[Collection entries]
────────────────────

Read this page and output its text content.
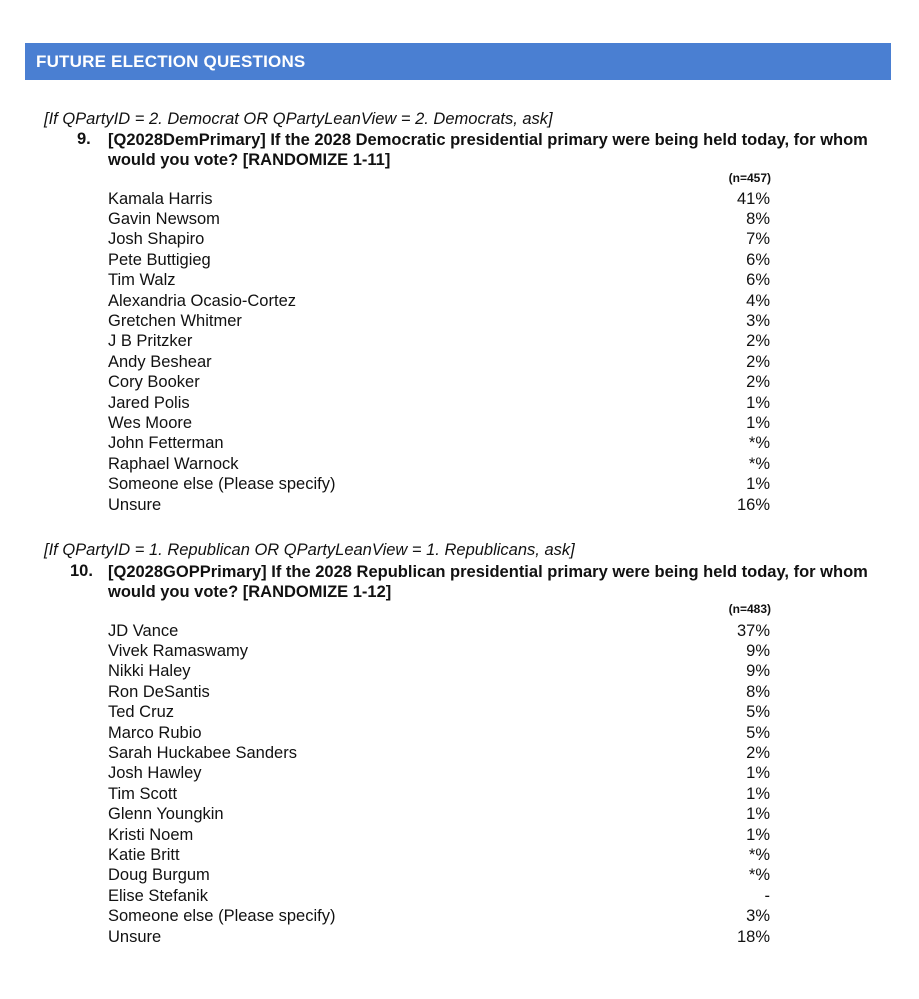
FUTURE ELECTION QUESTIONS
[If QPartyID = 2. Democrat OR QPartyLeanView = 2. Democrats, ask]
9. [Q2028DemPrimary] If the 2028 Democratic presidential primary were being held today, for whom would you vote? [RANDOMIZE 1-11]
(n=457)
Kamala Harris	41%
Gavin Newsom	8%
Josh Shapiro	7%
Pete Buttigieg	6%
Tim Walz	6%
Alexandria Ocasio-Cortez	4%
Gretchen Whitmer	3%
J B Pritzker	2%
Andy Beshear	2%
Cory Booker	2%
Jared Polis	1%
Wes Moore	1%
John Fetterman	*%
Raphael Warnock	*%
Someone else (Please specify)	1%
Unsure	16%
[If QPartyID = 1. Republican OR QPartyLeanView = 1. Republicans, ask]
10. [Q2028GOPPrimary] If the 2028 Republican presidential primary were being held today, for whom would you vote? [RANDOMIZE 1-12]
(n=483)
JD Vance	37%
Vivek Ramaswamy	9%
Nikki Haley	9%
Ron DeSantis	8%
Ted Cruz	5%
Marco Rubio	5%
Sarah Huckabee Sanders	2%
Josh Hawley	1%
Tim Scott	1%
Glenn Youngkin	1%
Kristi Noem	1%
Katie Britt	*%
Doug Burgum	*%
Elise Stefanik	-
Someone else (Please specify)	3%
Unsure	18%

────────────────────

-- What you have to do --
Without the pictures, write out all of the material exactly.

-- Exercise response --
Read this page and output its text content.
FUTURE ELECTION QUESTIONS
[If QPartyID = 2. Democrat OR QPartyLeanView = 2. Democrats, ask]
9. [Q2028DemPrimary] If the 2028 Democratic presidential primary were being held today, for whom would you vote? [RANDOMIZE 1-11]
(n=457)
Kamala Harris	41%
Gavin Newsom	8%
Josh Shapiro	7%
Pete Buttigieg	6%
Tim Walz	6%
Alexandria Ocasio-Cortez	4%
Gretchen Whitmer	3%
J B Pritzker	2%
Andy Beshear	2%
Cory Booker	2%
Jared Polis	1%
Wes Moore	1%
John Fetterman	*%
Raphael Warnock	*%
Someone else (Please specify)	1%
Unsure	16%
[If QPartyID = 1. Republican OR QPartyLeanView = 1. Republicans, ask]
10. [Q2028GOPPrimary] If the 2028 Republican presidential primary were being held today, for whom would you vote? [RANDOMIZE 1-12]
(n=483)
JD Vance	37%
Vivek Ramaswamy	9%
Nikki Haley	9%
Ron DeSantis	8%
Ted Cruz	5%
Marco Rubio	5%
Sarah Huckabee Sanders	2%
Josh Hawley	1%
Tim Scott	1%
Glenn Youngkin	1%
Kristi Noem	1%
Katie Britt	*%
Doug Burgum	*%
Elise Stefanik	-
Someone else (Please specify)	3%
Unsure	18%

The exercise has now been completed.